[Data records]
——————

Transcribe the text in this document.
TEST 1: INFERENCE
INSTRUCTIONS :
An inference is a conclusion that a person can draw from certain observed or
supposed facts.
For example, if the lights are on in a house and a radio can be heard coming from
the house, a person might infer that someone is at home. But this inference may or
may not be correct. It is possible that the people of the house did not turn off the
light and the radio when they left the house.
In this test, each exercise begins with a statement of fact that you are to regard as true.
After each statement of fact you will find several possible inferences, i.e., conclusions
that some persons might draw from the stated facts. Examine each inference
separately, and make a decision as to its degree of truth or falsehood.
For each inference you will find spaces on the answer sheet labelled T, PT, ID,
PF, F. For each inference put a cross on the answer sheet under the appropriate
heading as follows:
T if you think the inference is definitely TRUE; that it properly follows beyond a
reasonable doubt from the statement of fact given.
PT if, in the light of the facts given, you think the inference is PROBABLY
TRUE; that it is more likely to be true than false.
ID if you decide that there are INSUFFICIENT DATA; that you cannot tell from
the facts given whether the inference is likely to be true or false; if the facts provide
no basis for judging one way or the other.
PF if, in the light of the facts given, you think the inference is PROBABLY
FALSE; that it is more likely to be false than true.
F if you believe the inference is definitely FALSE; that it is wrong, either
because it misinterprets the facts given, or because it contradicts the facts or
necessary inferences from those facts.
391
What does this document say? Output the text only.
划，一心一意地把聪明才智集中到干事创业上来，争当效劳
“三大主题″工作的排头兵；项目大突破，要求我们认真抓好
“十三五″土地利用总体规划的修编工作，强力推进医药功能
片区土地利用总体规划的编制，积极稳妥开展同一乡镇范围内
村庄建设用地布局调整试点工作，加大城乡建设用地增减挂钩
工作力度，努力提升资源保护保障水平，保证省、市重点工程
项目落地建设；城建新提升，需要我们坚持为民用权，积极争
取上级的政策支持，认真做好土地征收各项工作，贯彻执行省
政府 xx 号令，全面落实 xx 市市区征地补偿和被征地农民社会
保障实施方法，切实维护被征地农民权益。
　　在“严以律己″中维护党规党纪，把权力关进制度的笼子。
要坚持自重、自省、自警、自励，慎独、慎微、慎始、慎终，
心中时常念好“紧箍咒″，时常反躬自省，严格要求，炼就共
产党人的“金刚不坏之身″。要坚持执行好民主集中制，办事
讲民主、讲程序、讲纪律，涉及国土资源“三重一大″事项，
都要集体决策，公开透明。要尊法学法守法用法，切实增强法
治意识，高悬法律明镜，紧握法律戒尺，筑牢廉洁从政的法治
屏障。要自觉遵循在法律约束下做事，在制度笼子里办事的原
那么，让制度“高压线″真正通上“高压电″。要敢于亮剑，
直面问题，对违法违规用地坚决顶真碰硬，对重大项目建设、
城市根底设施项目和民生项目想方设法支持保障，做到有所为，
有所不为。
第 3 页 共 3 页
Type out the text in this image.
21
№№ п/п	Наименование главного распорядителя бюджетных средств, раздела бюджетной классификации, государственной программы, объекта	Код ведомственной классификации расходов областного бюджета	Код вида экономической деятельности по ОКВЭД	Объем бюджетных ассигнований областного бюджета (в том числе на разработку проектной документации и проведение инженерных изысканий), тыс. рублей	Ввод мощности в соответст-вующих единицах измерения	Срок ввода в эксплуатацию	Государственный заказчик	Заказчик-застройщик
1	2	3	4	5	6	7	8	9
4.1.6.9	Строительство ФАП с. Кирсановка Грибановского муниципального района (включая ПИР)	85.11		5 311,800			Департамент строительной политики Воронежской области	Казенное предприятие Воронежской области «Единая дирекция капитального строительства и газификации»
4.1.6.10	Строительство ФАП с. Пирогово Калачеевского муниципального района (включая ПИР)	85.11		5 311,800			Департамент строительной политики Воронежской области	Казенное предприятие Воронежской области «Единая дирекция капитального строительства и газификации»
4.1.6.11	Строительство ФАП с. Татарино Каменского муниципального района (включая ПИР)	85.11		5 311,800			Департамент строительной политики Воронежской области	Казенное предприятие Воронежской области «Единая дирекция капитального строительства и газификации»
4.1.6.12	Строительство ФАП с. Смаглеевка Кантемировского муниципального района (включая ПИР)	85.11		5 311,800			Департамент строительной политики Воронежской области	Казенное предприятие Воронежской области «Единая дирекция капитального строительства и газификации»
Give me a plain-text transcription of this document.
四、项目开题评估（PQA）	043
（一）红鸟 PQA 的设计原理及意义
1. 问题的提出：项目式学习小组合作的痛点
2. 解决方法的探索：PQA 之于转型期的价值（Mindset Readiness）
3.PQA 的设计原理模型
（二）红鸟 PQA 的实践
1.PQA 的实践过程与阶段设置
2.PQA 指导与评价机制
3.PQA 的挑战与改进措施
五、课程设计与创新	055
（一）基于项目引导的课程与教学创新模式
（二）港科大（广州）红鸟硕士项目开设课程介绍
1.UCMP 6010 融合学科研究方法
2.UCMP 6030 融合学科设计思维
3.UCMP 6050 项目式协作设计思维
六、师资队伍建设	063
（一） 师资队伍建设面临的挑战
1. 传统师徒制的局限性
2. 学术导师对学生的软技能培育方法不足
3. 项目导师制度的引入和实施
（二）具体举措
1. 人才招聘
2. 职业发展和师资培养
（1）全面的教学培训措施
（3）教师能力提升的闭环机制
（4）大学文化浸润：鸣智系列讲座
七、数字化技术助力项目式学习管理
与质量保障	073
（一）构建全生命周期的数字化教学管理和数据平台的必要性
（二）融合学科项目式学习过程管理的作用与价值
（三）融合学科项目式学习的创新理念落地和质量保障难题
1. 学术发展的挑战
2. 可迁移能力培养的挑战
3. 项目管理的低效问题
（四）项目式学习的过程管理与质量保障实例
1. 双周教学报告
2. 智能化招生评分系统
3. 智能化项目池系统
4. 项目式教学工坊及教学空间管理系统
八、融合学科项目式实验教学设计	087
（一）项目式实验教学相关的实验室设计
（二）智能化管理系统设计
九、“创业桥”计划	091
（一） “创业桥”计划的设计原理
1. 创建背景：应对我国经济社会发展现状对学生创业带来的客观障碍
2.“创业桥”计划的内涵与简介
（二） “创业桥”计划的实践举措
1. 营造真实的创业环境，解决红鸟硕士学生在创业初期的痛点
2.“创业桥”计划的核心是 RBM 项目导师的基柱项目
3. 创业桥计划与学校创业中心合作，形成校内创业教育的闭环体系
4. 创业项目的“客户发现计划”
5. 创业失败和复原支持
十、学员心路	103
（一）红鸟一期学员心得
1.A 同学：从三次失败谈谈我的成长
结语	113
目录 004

——————

What you have to do =>
Using the data above, reproduce every line exactly.

Answer to the task =>
Transcribe the text in this document.
TEST 1: INFERENCE
INSTRUCTIONS :
An inference is a conclusion that a person can draw from certain observed or
supposed facts.
For example, if the lights are on in a house and a radio can be heard coming from
the house, a person might infer that someone is at home. But this inference may or
may not be correct. It is possible that the people of the house did not turn off the
light and the radio when they left the house.
In this test, each exercise begins with a statement of fact that you are to regard as true.
After each statement of fact you will find several possible inferences, i.e., conclusions
that some persons might draw from the stated facts. Examine each inference
separately, and make a decision as to its degree of truth or falsehood.
For each inference you will find spaces on the answer sheet labelled T, PT, ID,
PF, F. For each inference put a cross on the answer sheet under the appropriate
heading as follows:
T if you think the inference is definitely TRUE; that it properly follows beyond a
reasonable doubt from the statement of fact given.
PT if, in the light of the facts given, you think the inference is PROBABLY
TRUE; that it is more likely to be true than false.
ID if you decide that there are INSUFFICIENT DATA; that you cannot tell from
the facts given whether the inference is likely to be true or false; if the facts provide
no basis for judging one way or the other.
PF if, in the light of the facts given, you think the inference is PROBABLY
FALSE; that it is more likely to be false than true.
F if you believe the inference is definitely FALSE; that it is wrong, either
because it misinterprets the facts given, or because it contradicts the facts or
necessary inferences from those facts.
391
What does this document say? Output the text only.
划，一心一意地把聪明才智集中到干事创业上来，争当效劳
“三大主题″工作的排头兵；项目大突破，要求我们认真抓好
“十三五″土地利用总体规划的修编工作，强力推进医药功能
片区土地利用总体规划的编制，积极稳妥开展同一乡镇范围内
村庄建设用地布局调整试点工作，加大城乡建设用地增减挂钩
工作力度，努力提升资源保护保障水平，保证省、市重点工程
项目落地建设；城建新提升，需要我们坚持为民用权，积极争
取上级的政策支持，认真做好土地征收各项工作，贯彻执行省
政府 xx 号令，全面落实 xx 市市区征地补偿和被征地农民社会
保障实施方法，切实维护被征地农民权益。
　　在“严以律己″中维护党规党纪，把权力关进制度的笼子。
要坚持自重、自省、自警、自励，慎独、慎微、慎始、慎终，
心中时常念好“紧箍咒″，时常反躬自省，严格要求，炼就共
产党人的“金刚不坏之身″。要坚持执行好民主集中制，办事
讲民主、讲程序、讲纪律，涉及国土资源“三重一大″事项，
都要集体决策，公开透明。要尊法学法守法用法，切实增强法
治意识，高悬法律明镜，紧握法律戒尺，筑牢廉洁从政的法治
屏障。要自觉遵循在法律约束下做事，在制度笼子里办事的原
那么，让制度“高压线″真正通上“高压电″。要敢于亮剑，
直面问题，对违法违规用地坚决顶真碰硬，对重大项目建设、
城市根底设施项目和民生项目想方设法支持保障，做到有所为，
有所不为。
第 3 页 共 3 页
Type out the text in this image.
21
№№ п/п	Наименование главного распорядителя бюджетных средств, раздела бюджетной классификации, государственной программы, объекта	Код ведомственной классификации расходов областного бюджета	Код вида экономической деятельности по ОКВЭД	Объем бюджетных ассигнований областного бюджета (в том числе на разработку проектной документации и проведение инженерных изысканий), тыс. рублей	Ввод мощности в соответст-вующих единицах измерения	Срок ввода в эксплуатацию	Государственный заказчик	Заказчик-застройщик
1	2	3	4	5	6	7	8	9
4.1.6.9	Строительство ФАП с. Кирсановка Грибановского муниципального района (включая ПИР)	85.11		5 311,800			Департамент строительной политики Воронежской области	Казенное предприятие Воронежской области «Единая дирекция капитального строительства и газификации»
4.1.6.10	Строительство ФАП с. Пирогово Калачеевского муниципального района (включая ПИР)	85.11		5 311,800			Департамент строительной политики Воронежской области	Казенное предприятие Воронежской области «Единая дирекция капитального строительства и газификации»
4.1.6.11	Строительство ФАП с. Татарино Каменского муниципального района (включая ПИР)	85.11		5 311,800			Департамент строительной политики Воронежской области	Казенное предприятие Воронежской области «Единая дирекция капитального строительства и газификации»
4.1.6.12	Строительство ФАП с. Смаглеевка Кантемировского муниципального района (включая ПИР)	85.11		5 311,800			Департамент строительной политики Воронежской области	Казенное предприятие Воронежской области «Единая дирекция капитального строительства и газификации»
Give me a plain-text transcription of this document.
四、项目开题评估（PQA）	043
（一）红鸟 PQA 的设计原理及意义
1. 问题的提出：项目式学习小组合作的痛点
2. 解决方法的探索：PQA 之于转型期的价值（Mindset Readiness）
3.PQA 的设计原理模型
（二）红鸟 PQA 的实践
1.PQA 的实践过程与阶段设置
2.PQA 指导与评价机制
3.PQA 的挑战与改进措施
五、课程设计与创新	055
（一）基于项目引导的课程与教学创新模式
（二）港科大（广州）红鸟硕士项目开设课程介绍
1.UCMP 6010 融合学科研究方法
2.UCMP 6030 融合学科设计思维
3.UCMP 6050 项目式协作设计思维
六、师资队伍建设	063
（一） 师资队伍建设面临的挑战
1. 传统师徒制的局限性
2. 学术导师对学生的软技能培育方法不足
3. 项目导师制度的引入和实施
（二）具体举措
1. 人才招聘
2. 职业发展和师资培养
（1）全面的教学培训措施
（3）教师能力提升的闭环机制
（4）大学文化浸润：鸣智系列讲座
七、数字化技术助力项目式学习管理
与质量保障	073
（一）构建全生命周期的数字化教学管理和数据平台的必要性
（二）融合学科项目式学习过程管理的作用与价值
（三）融合学科项目式学习的创新理念落地和质量保障难题
1. 学术发展的挑战
2. 可迁移能力培养的挑战
3. 项目管理的低效问题
（四）项目式学习的过程管理与质量保障实例
1. 双周教学报告
2. 智能化招生评分系统
3. 智能化项目池系统
4. 项目式教学工坊及教学空间管理系统
八、融合学科项目式实验教学设计	087
（一）项目式实验教学相关的实验室设计
（二）智能化管理系统设计
九、“创业桥”计划	091
（一） “创业桥”计划的设计原理
1. 创建背景：应对我国经济社会发展现状对学生创业带来的客观障碍
2.“创业桥”计划的内涵与简介
（二） “创业桥”计划的实践举措
1. 营造真实的创业环境，解决红鸟硕士学生在创业初期的痛点
2.“创业桥”计划的核心是 RBM 项目导师的基柱项目
3. 创业桥计划与学校创业中心合作，形成校内创业教育的闭环体系
4. 创业项目的“客户发现计划”
5. 创业失败和复原支持
十、学员心路	103
（一）红鸟一期学员心得
1.A 同学：从三次失败谈谈我的成长
结语	113
目录 004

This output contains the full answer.